### Short exercise
Repeat every line exactly, keeping the pictures out of the copy.
** START OF Records for processing **
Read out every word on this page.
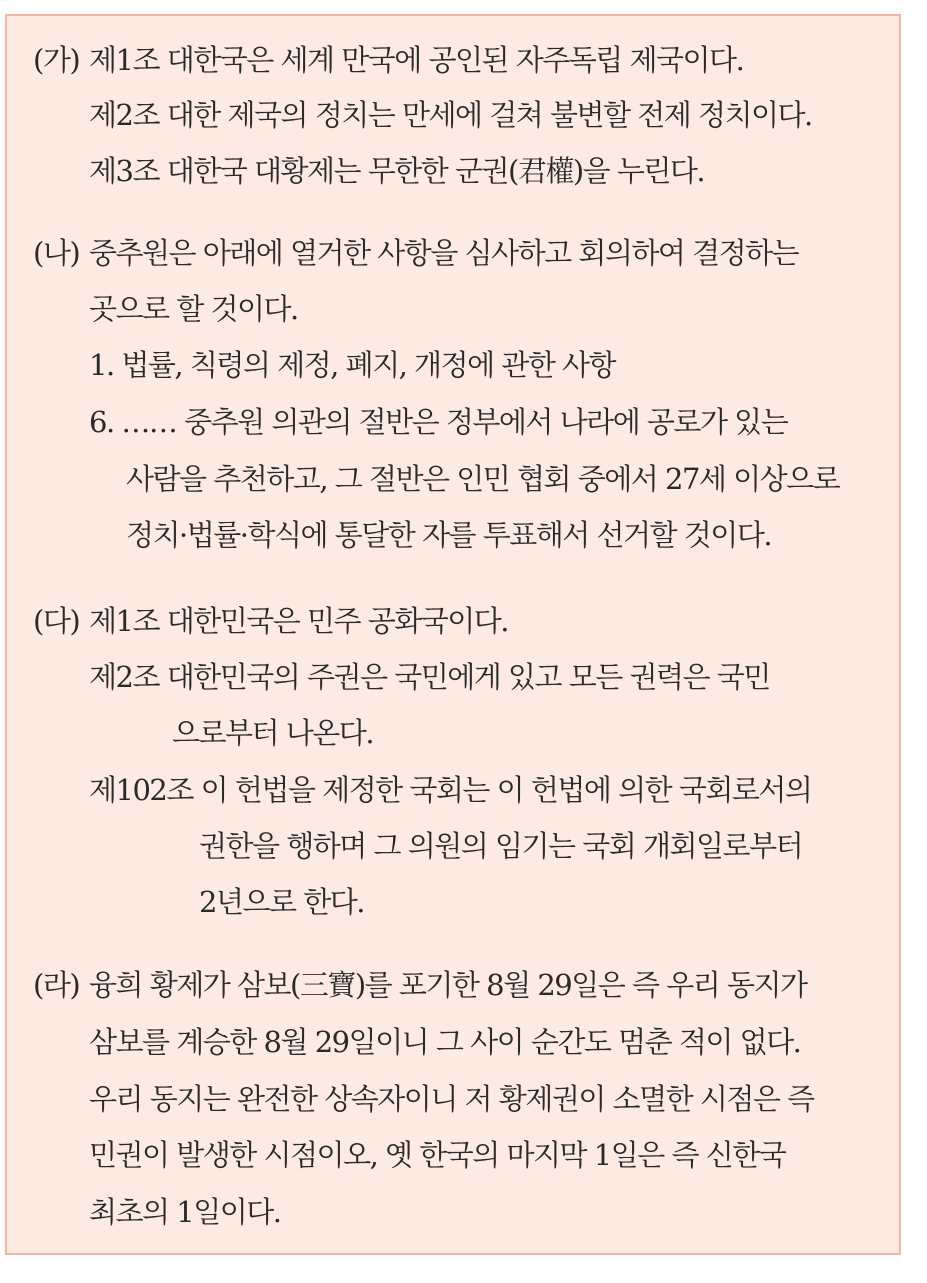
(가) 제1조 대한국은 세계 만국에 공인된 자주독립 제국이다.
제2조 대한 제국의 정치는 만세에 걸쳐 불변할 전제 정치이다.
제3조 대한국 대황제는 무한한 군권(君權)을 누린다.
(나) 중추원은 아래에 열거한 사항을 심사하고 회의하여 결정하는
곳으로 할 것이다.
1. 법률, 칙령의 제정, 폐지, 개정에 관한 사항
6. …… 중추원 의관의 절반은 정부에서 나라에 공로가 있는
사람을 추천하고, 그 절반은 인민 협회 중에서 27세 이상으로
정치·법률·학식에 통달한 자를 투표해서 선거할 것이다.
(다) 제1조 대한민국은 민주 공화국이다.
제2조 대한민국의 주권은 국민에게 있고 모든 권력은 국민
으로부터 나온다.
제102조 이 헌법을 제정한 국회는 이 헌법에 의한 국회로서의
권한을 행하며 그 의원의 임기는 국회 개회일로부터
2년으로 한다.
(라) 융희 황제가 삼보(三寶)를 포기한 8월 29일은 즉 우리 동지가
삼보를 계승한 8월 29일이니 그 사이 순간도 멈춘 적이 없다.
우리 동지는 완전한 상속자이니 저 황제권이 소멸한 시점은 즉
민권이 발생한 시점이오, 옛 한국의 마지막 1일은 즉 신한국
최초의 1일이다.
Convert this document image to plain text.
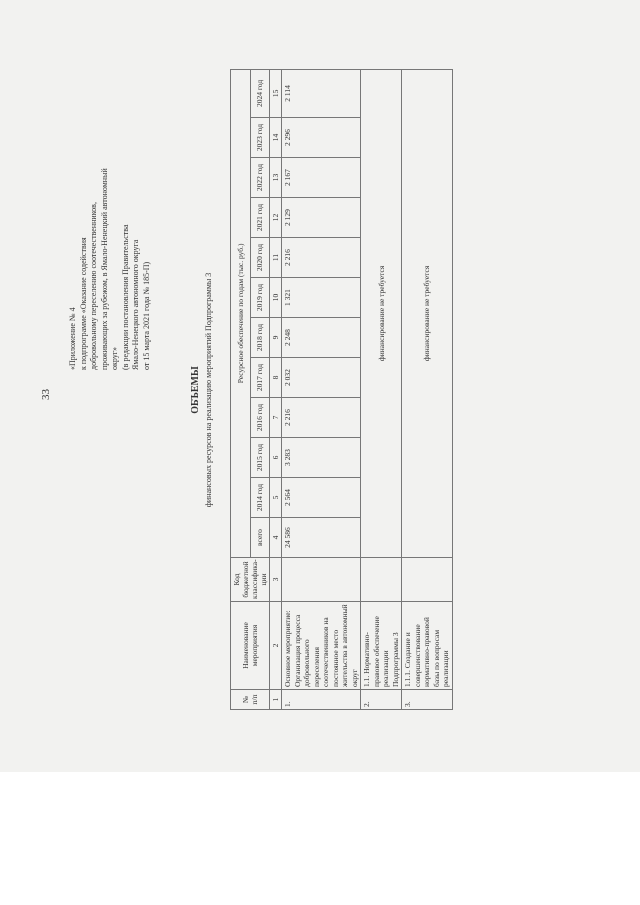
33
«Приложение № 4 к подпрограмме «Оказание содействия добровольному переселению соотечественников, проживающих за рубежом, в Ямало-Ненецкий автономный округ» (в редакции постановления Правительства Ямало-Ненецкого автономного округа от 15 марта 2021 года № 185-П)
ОБЪЕМЫ финансовых ресурсов на реализацию мероприятий Подпрограммы 3
№ п/п	Наименование мероприятия	Код бюджетной классифика-ции	Ресурсное обеспечение по годам (тыс. руб.)											
			всего	2014 год	2015 год	2016 год	2017 год	2018 год	2019 год	2020 год	2021 год	2022 год	2023 год	2024 год
1	2	3	4	5	6	7	8	9	10	11	12	13	14	15
1.	Основное мероприятие: Организация процесса добровольного переселения соотечественников на постоянное место жительства в автономный округ		24 586	2 564	3 283	2 216	2 032	2 248	1 321	2 216	2 129	2 167	2 296	2 114
2.	1.1. Нормативно-правовое обеспечение реализации Подпрограммы 3		финансирование не требуется											
3.	1.1.1. Создание и совершенствование нормативно-правовой базы по вопросам реализации		финансирование не требуется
** END OF Records for processing **
### Output for this exercise
Read out every word on this page.
(가) 제1조 대한국은 세계 만국에 공인된 자주독립 제국이다.
제2조 대한 제국의 정치는 만세에 걸쳐 불변할 전제 정치이다.
제3조 대한국 대황제는 무한한 군권(君權)을 누린다.
(나) 중추원은 아래에 열거한 사항을 심사하고 회의하여 결정하는
곳으로 할 것이다.
1. 법률, 칙령의 제정, 폐지, 개정에 관한 사항
6. …… 중추원 의관의 절반은 정부에서 나라에 공로가 있는
사람을 추천하고, 그 절반은 인민 협회 중에서 27세 이상으로
정치·법률·학식에 통달한 자를 투표해서 선거할 것이다.
(다) 제1조 대한민국은 민주 공화국이다.
제2조 대한민국의 주권은 국민에게 있고 모든 권력은 국민
으로부터 나온다.
제102조 이 헌법을 제정한 국회는 이 헌법에 의한 국회로서의
권한을 행하며 그 의원의 임기는 국회 개회일로부터
2년으로 한다.
(라) 융희 황제가 삼보(三寶)를 포기한 8월 29일은 즉 우리 동지가
삼보를 계승한 8월 29일이니 그 사이 순간도 멈춘 적이 없다.
우리 동지는 완전한 상속자이니 저 황제권이 소멸한 시점은 즉
민권이 발생한 시점이오, 옛 한국의 마지막 1일은 즉 신한국
최초의 1일이다.
Convert this document image to plain text.
33
«Приложение № 4 к подпрограмме «Оказание содействия добровольному переселению соотечественников, проживающих за рубежом, в Ямало-Ненецкий автономный округ» (в редакции постановления Правительства Ямало-Ненецкого автономного округа от 15 марта 2021 года № 185-П)
ОБЪЕМЫ финансовых ресурсов на реализацию мероприятий Подпрограммы 3
№ п/п	Наименование мероприятия	Код бюджетной классифика-ции	Ресурсное обеспечение по годам (тыс. руб.)											
			всего	2014 год	2015 год	2016 год	2017 год	2018 год	2019 год	2020 год	2021 год	2022 год	2023 год	2024 год
1	2	3	4	5	6	7	8	9	10	11	12	13	14	15
1.	Основное мероприятие: Организация процесса добровольного переселения соотечественников на постоянное место жительства в автономный округ		24 586	2 564	3 283	2 216	2 032	2 248	1 321	2 216	2 129	2 167	2 296	2 114
2.	1.1. Нормативно-правовое обеспечение реализации Подпрограммы 3		финансирование не требуется											
3.	1.1.1. Создание и совершенствование нормативно-правовой базы по вопросам реализации		финансирование не требуется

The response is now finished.